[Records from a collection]
-- Begin --
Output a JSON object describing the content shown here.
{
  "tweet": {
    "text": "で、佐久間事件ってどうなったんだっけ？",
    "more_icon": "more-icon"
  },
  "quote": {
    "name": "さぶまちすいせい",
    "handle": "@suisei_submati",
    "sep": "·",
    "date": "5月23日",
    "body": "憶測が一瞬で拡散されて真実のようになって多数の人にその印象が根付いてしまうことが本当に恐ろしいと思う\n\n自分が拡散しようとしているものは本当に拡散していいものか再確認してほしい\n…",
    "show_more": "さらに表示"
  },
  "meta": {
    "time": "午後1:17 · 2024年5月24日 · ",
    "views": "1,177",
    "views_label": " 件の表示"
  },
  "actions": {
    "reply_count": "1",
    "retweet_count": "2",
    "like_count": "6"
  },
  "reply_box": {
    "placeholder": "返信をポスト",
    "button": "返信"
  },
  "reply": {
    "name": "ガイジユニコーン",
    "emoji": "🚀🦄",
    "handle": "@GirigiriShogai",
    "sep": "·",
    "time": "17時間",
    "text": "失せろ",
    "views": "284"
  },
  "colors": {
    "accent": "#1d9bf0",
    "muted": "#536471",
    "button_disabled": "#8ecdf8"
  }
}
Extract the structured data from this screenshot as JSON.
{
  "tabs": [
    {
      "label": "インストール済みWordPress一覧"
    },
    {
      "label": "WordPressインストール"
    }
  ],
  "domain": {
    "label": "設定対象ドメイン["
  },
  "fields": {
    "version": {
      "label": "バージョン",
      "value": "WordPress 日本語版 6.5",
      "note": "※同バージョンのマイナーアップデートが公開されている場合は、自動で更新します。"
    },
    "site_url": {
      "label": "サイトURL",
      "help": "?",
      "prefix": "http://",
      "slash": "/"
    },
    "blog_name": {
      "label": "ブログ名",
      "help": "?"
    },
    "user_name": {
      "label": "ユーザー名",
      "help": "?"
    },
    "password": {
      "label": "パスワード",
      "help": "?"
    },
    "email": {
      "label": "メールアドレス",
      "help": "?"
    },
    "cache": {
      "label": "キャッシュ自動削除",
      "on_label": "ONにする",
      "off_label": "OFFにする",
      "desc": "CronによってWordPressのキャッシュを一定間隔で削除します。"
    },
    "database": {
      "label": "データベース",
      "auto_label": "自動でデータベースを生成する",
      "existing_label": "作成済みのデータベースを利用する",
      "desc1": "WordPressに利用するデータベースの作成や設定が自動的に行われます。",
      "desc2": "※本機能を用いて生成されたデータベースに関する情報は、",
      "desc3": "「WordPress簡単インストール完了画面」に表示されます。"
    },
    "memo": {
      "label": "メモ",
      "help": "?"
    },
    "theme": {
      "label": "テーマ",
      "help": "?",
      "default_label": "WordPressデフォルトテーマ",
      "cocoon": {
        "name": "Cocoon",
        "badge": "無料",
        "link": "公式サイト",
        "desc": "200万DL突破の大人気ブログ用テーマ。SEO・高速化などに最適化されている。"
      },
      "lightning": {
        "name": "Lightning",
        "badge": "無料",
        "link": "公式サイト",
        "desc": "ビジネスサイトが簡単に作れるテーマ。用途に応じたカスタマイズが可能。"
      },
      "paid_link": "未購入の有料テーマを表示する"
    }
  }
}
-- End --
What the exercise asks: Reproduce the records above exactly.

Result of this exercise:
Output a JSON object describing the content shown here.
{
  "tweet": {
    "text": "で、佐久間事件ってどうなったんだっけ？",
    "more_icon": "more-icon"
  },
  "quote": {
    "name": "さぶまちすいせい",
    "handle": "@suisei_submati",
    "sep": "·",
    "date": "5月23日",
    "body": "憶測が一瞬で拡散されて真実のようになって多数の人にその印象が根付いてしまうことが本当に恐ろしいと思う\n\n自分が拡散しようとしているものは本当に拡散していいものか再確認してほしい\n…",
    "show_more": "さらに表示"
  },
  "meta": {
    "time": "午後1:17 · 2024年5月24日 · ",
    "views": "1,177",
    "views_label": " 件の表示"
  },
  "actions": {
    "reply_count": "1",
    "retweet_count": "2",
    "like_count": "6"
  },
  "reply_box": {
    "placeholder": "返信をポスト",
    "button": "返信"
  },
  "reply": {
    "name": "ガイジユニコーン",
    "emoji": "🚀🦄",
    "handle": "@GirigiriShogai",
    "sep": "·",
    "time": "17時間",
    "text": "失せろ",
    "views": "284"
  },
  "colors": {
    "accent": "#1d9bf0",
    "muted": "#536471",
    "button_disabled": "#8ecdf8"
  }
}
Extract the structured data from this screenshot as JSON.
{
  "tabs": [
    {
      "label": "インストール済みWordPress一覧"
    },
    {
      "label": "WordPressインストール"
    }
  ],
  "domain": {
    "label": "設定対象ドメイン["
  },
  "fields": {
    "version": {
      "label": "バージョン",
      "value": "WordPress 日本語版 6.5",
      "note": "※同バージョンのマイナーアップデートが公開されている場合は、自動で更新します。"
    },
    "site_url": {
      "label": "サイトURL",
      "help": "?",
      "prefix": "http://",
      "slash": "/"
    },
    "blog_name": {
      "label": "ブログ名",
      "help": "?"
    },
    "user_name": {
      "label": "ユーザー名",
      "help": "?"
    },
    "password": {
      "label": "パスワード",
      "help": "?"
    },
    "email": {
      "label": "メールアドレス",
      "help": "?"
    },
    "cache": {
      "label": "キャッシュ自動削除",
      "on_label": "ONにする",
      "off_label": "OFFにする",
      "desc": "CronによってWordPressのキャッシュを一定間隔で削除します。"
    },
    "database": {
      "label": "データベース",
      "auto_label": "自動でデータベースを生成する",
      "existing_label": "作成済みのデータベースを利用する",
      "desc1": "WordPressに利用するデータベースの作成や設定が自動的に行われます。",
      "desc2": "※本機能を用いて生成されたデータベースに関する情報は、",
      "desc3": "「WordPress簡単インストール完了画面」に表示されます。"
    },
    "memo": {
      "label": "メモ",
      "help": "?"
    },
    "theme": {
      "label": "テーマ",
      "help": "?",
      "default_label": "WordPressデフォルトテーマ",
      "cocoon": {
        "name": "Cocoon",
        "badge": "無料",
        "link": "公式サイト",
        "desc": "200万DL突破の大人気ブログ用テーマ。SEO・高速化などに最適化されている。"
      },
      "lightning": {
        "name": "Lightning",
        "badge": "無料",
        "link": "公式サイト",
        "desc": "ビジネスサイトが簡単に作れるテーマ。用途に応じたカスタマイズが可能。"
      },
      "paid_link": "未購入の有料テーマを表示する"
    }
  }
}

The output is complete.